▶ [Requirements]: Reproduce all of the data word for word.

▶ [Part of a data file]:

# # # # # # #

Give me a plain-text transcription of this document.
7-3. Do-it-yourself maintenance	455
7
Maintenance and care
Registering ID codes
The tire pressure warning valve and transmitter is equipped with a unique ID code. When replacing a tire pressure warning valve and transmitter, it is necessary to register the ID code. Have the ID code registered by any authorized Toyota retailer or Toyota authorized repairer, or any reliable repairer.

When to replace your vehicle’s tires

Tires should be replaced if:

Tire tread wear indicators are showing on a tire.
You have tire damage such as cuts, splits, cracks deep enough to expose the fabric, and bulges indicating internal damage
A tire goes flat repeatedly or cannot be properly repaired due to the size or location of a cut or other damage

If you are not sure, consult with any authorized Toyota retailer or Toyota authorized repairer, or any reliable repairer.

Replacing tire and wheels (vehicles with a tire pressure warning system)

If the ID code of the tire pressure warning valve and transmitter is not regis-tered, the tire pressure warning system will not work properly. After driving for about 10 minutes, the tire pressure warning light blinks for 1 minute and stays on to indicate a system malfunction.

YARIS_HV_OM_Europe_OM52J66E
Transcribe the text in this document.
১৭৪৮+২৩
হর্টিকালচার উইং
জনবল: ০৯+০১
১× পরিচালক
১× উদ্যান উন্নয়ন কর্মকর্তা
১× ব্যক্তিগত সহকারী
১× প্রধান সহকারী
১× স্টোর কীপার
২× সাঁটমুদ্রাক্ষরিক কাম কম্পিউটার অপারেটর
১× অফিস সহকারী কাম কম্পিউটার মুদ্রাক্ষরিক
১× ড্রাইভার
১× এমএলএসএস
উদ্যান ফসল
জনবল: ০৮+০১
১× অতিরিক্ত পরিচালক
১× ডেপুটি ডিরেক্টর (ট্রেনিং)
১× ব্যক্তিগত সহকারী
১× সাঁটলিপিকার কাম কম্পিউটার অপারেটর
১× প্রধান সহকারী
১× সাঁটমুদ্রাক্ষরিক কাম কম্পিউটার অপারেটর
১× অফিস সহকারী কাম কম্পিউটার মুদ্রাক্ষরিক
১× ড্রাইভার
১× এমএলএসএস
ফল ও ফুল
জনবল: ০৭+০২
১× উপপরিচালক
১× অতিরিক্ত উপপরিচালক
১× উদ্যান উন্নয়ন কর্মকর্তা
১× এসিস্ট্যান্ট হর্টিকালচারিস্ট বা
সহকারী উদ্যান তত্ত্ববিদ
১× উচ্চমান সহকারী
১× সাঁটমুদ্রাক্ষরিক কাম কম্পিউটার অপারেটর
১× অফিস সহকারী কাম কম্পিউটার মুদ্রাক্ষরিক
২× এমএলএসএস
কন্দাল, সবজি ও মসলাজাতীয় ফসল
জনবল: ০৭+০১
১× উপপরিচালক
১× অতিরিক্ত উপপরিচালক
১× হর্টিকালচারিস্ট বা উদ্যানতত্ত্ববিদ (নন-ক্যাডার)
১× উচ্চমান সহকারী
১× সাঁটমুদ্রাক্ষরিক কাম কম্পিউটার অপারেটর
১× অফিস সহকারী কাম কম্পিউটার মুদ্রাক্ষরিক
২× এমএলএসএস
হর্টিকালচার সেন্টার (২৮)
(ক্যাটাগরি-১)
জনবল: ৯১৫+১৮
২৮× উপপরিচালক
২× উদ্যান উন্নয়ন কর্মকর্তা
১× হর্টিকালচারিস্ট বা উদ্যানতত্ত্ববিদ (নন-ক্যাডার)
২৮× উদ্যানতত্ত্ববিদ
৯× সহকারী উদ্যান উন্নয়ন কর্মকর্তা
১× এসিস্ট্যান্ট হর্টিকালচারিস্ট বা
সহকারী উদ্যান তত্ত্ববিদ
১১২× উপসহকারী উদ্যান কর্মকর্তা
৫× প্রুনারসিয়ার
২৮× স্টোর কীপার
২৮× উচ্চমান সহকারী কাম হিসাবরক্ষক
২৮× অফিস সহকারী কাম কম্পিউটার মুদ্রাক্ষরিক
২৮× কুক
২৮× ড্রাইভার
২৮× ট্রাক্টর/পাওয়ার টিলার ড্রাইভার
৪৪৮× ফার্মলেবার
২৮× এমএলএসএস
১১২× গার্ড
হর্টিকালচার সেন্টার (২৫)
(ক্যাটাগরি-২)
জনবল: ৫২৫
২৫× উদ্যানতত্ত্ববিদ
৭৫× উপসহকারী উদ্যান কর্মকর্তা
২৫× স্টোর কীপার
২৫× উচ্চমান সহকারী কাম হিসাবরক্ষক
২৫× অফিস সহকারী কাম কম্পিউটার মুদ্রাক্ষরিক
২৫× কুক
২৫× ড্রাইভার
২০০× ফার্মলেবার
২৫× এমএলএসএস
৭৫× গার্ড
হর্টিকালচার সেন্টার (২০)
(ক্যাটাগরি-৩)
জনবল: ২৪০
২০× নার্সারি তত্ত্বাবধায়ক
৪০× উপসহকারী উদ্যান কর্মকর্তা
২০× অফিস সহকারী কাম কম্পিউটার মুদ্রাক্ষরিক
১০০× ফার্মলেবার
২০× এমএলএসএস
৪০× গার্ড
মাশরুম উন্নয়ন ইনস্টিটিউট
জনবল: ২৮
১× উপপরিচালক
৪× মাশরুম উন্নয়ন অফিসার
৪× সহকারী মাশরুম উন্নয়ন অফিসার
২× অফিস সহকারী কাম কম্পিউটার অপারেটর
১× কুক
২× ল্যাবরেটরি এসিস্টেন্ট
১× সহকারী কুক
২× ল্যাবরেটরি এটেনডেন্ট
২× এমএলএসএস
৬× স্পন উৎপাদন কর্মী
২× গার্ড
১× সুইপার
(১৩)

# # # # # # #

▶ [Correct output]:
Give me a plain-text transcription of this document.
7-3. Do-it-yourself maintenance	455
7
Maintenance and care
Registering ID codes
The tire pressure warning valve and transmitter is equipped with a unique ID code. When replacing a tire pressure warning valve and transmitter, it is necessary to register the ID code. Have the ID code registered by any authorized Toyota retailer or Toyota authorized repairer, or any reliable repairer.

When to replace your vehicle’s tires

Tires should be replaced if:

Tire tread wear indicators are showing on a tire.
You have tire damage such as cuts, splits, cracks deep enough to expose the fabric, and bulges indicating internal damage
A tire goes flat repeatedly or cannot be properly repaired due to the size or location of a cut or other damage

If you are not sure, consult with any authorized Toyota retailer or Toyota authorized repairer, or any reliable repairer.

Replacing tire and wheels (vehicles with a tire pressure warning system)

If the ID code of the tire pressure warning valve and transmitter is not regis-tered, the tire pressure warning system will not work properly. After driving for about 10 minutes, the tire pressure warning light blinks for 1 minute and stays on to indicate a system malfunction.

YARIS_HV_OM_Europe_OM52J66E
Transcribe the text in this document.
১৭৪৮+২৩
হর্টিকালচার উইং
জনবল: ০৯+০১
১× পরিচালক
১× উদ্যান উন্নয়ন কর্মকর্তা
১× ব্যক্তিগত সহকারী
১× প্রধান সহকারী
১× স্টোর কীপার
২× সাঁটমুদ্রাক্ষরিক কাম কম্পিউটার অপারেটর
১× অফিস সহকারী কাম কম্পিউটার মুদ্রাক্ষরিক
১× ড্রাইভার
১× এমএলএসএস
উদ্যান ফসল
জনবল: ০৮+০১
১× অতিরিক্ত পরিচালক
১× ডেপুটি ডিরেক্টর (ট্রেনিং)
১× ব্যক্তিগত সহকারী
১× সাঁটলিপিকার কাম কম্পিউটার অপারেটর
১× প্রধান সহকারী
১× সাঁটমুদ্রাক্ষরিক কাম কম্পিউটার অপারেটর
১× অফিস সহকারী কাম কম্পিউটার মুদ্রাক্ষরিক
১× ড্রাইভার
১× এমএলএসএস
ফল ও ফুল
জনবল: ০৭+০২
১× উপপরিচালক
১× অতিরিক্ত উপপরিচালক
১× উদ্যান উন্নয়ন কর্মকর্তা
১× এসিস্ট্যান্ট হর্টিকালচারিস্ট বা
সহকারী উদ্যান তত্ত্ববিদ
১× উচ্চমান সহকারী
১× সাঁটমুদ্রাক্ষরিক কাম কম্পিউটার অপারেটর
১× অফিস সহকারী কাম কম্পিউটার মুদ্রাক্ষরিক
২× এমএলএসএস
কন্দাল, সবজি ও মসলাজাতীয় ফসল
জনবল: ০৭+০১
১× উপপরিচালক
১× অতিরিক্ত উপপরিচালক
১× হর্টিকালচারিস্ট বা উদ্যানতত্ত্ববিদ (নন-ক্যাডার)
১× উচ্চমান সহকারী
১× সাঁটমুদ্রাক্ষরিক কাম কম্পিউটার অপারেটর
১× অফিস সহকারী কাম কম্পিউটার মুদ্রাক্ষরিক
২× এমএলএসএস
হর্টিকালচার সেন্টার (২৮)
(ক্যাটাগরি-১)
জনবল: ৯১৫+১৮
২৮× উপপরিচালক
২× উদ্যান উন্নয়ন কর্মকর্তা
১× হর্টিকালচারিস্ট বা উদ্যানতত্ত্ববিদ (নন-ক্যাডার)
২৮× উদ্যানতত্ত্ববিদ
৯× সহকারী উদ্যান উন্নয়ন কর্মকর্তা
১× এসিস্ট্যান্ট হর্টিকালচারিস্ট বা
সহকারী উদ্যান তত্ত্ববিদ
১১২× উপসহকারী উদ্যান কর্মকর্তা
৫× প্রুনারসিয়ার
২৮× স্টোর কীপার
২৮× উচ্চমান সহকারী কাম হিসাবরক্ষক
২৮× অফিস সহকারী কাম কম্পিউটার মুদ্রাক্ষরিক
২৮× কুক
২৮× ড্রাইভার
২৮× ট্রাক্টর/পাওয়ার টিলার ড্রাইভার
৪৪৮× ফার্মলেবার
২৮× এমএলএসএস
১১২× গার্ড
হর্টিকালচার সেন্টার (২৫)
(ক্যাটাগরি-২)
জনবল: ৫২৫
২৫× উদ্যানতত্ত্ববিদ
৭৫× উপসহকারী উদ্যান কর্মকর্তা
২৫× স্টোর কীপার
২৫× উচ্চমান সহকারী কাম হিসাবরক্ষক
২৫× অফিস সহকারী কাম কম্পিউটার মুদ্রাক্ষরিক
২৫× কুক
২৫× ড্রাইভার
২০০× ফার্মলেবার
২৫× এমএলএসএস
৭৫× গার্ড
হর্টিকালচার সেন্টার (২০)
(ক্যাটাগরি-৩)
জনবল: ২৪০
২০× নার্সারি তত্ত্বাবধায়ক
৪০× উপসহকারী উদ্যান কর্মকর্তা
২০× অফিস সহকারী কাম কম্পিউটার মুদ্রাক্ষরিক
১০০× ফার্মলেবার
২০× এমএলএসএস
৪০× গার্ড
মাশরুম উন্নয়ন ইনস্টিটিউট
জনবল: ২৮
১× উপপরিচালক
৪× মাশরুম উন্নয়ন অফিসার
৪× সহকারী মাশরুম উন্নয়ন অফিসার
২× অফিস সহকারী কাম কম্পিউটার অপারেটর
১× কুক
২× ল্যাবরেটরি এসিস্টেন্ট
১× সহকারী কুক
২× ল্যাবরেটরি এটেনডেন্ট
২× এমএলএসএস
৬× স্পন উৎপাদন কর্মী
২× গার্ড
১× সুইপার
(১৩)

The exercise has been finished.